__TASK DIRECTIONS__
Rewrite the items below, substituting "value-label" for every occurrence of "bar-value-label" and leaving everything else unchanged.
## BEGIN
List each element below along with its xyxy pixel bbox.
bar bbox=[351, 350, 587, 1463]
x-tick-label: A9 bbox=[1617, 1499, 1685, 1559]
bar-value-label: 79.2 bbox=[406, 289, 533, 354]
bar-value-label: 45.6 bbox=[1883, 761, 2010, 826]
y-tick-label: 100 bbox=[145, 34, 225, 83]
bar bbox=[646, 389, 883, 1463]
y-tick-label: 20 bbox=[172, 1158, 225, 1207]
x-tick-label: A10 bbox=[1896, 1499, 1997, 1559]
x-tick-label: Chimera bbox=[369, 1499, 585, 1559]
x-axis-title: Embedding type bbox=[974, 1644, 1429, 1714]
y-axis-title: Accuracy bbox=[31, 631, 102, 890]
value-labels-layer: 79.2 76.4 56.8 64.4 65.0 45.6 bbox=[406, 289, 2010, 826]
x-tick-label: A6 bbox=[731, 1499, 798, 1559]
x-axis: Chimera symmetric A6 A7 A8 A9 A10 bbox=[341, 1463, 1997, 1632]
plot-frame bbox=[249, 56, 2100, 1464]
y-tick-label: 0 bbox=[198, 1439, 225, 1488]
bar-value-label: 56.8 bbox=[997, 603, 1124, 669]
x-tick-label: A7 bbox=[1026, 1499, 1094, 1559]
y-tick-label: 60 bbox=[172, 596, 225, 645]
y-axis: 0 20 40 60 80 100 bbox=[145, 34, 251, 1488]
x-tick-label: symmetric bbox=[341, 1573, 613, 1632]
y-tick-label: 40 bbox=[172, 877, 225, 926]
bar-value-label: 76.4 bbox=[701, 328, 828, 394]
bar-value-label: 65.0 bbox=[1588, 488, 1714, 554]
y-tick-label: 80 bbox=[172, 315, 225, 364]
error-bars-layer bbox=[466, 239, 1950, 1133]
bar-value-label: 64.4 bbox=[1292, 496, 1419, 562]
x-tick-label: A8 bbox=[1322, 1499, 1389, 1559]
## END
__RESPONSE TO THIS TASK__
List each element below along with its xyxy pixel bbox.
bar bbox=[351, 350, 587, 1463]
x-tick-label: A9 bbox=[1617, 1499, 1685, 1559]
value-label: 79.2 bbox=[406, 289, 533, 354]
value-label: 45.6 bbox=[1883, 761, 2010, 826]
y-tick-label: 100 bbox=[145, 34, 225, 83]
bar bbox=[646, 389, 883, 1463]
y-tick-label: 20 bbox=[172, 1158, 225, 1207]
x-tick-label: A10 bbox=[1896, 1499, 1997, 1559]
x-tick-label: Chimera bbox=[369, 1499, 585, 1559]
x-axis-title: Embedding type bbox=[974, 1644, 1429, 1714]
y-axis-title: Accuracy bbox=[31, 631, 102, 890]
value-labels-layer: 79.2 76.4 56.8 64.4 65.0 45.6 bbox=[406, 289, 2010, 826]
x-tick-label: A6 bbox=[731, 1499, 798, 1559]
x-axis: Chimera symmetric A6 A7 A8 A9 A10 bbox=[341, 1463, 1997, 1632]
plot-frame bbox=[249, 56, 2100, 1464]
y-tick-label: 0 bbox=[198, 1439, 225, 1488]
value-label: 56.8 bbox=[997, 603, 1124, 669]
x-tick-label: A7 bbox=[1026, 1499, 1094, 1559]
y-tick-label: 60 bbox=[172, 596, 225, 645]
y-axis: 0 20 40 60 80 100 bbox=[145, 34, 251, 1488]
x-tick-label: symmetric bbox=[341, 1573, 613, 1632]
y-tick-label: 40 bbox=[172, 877, 225, 926]
value-label: 76.4 bbox=[701, 328, 828, 394]
value-label: 65.0 bbox=[1588, 488, 1714, 554]
y-tick-label: 80 bbox=[172, 315, 225, 364]
error-bars-layer bbox=[466, 239, 1950, 1133]
value-label: 64.4 bbox=[1292, 496, 1419, 562]
x-tick-label: A8 bbox=[1322, 1499, 1389, 1559]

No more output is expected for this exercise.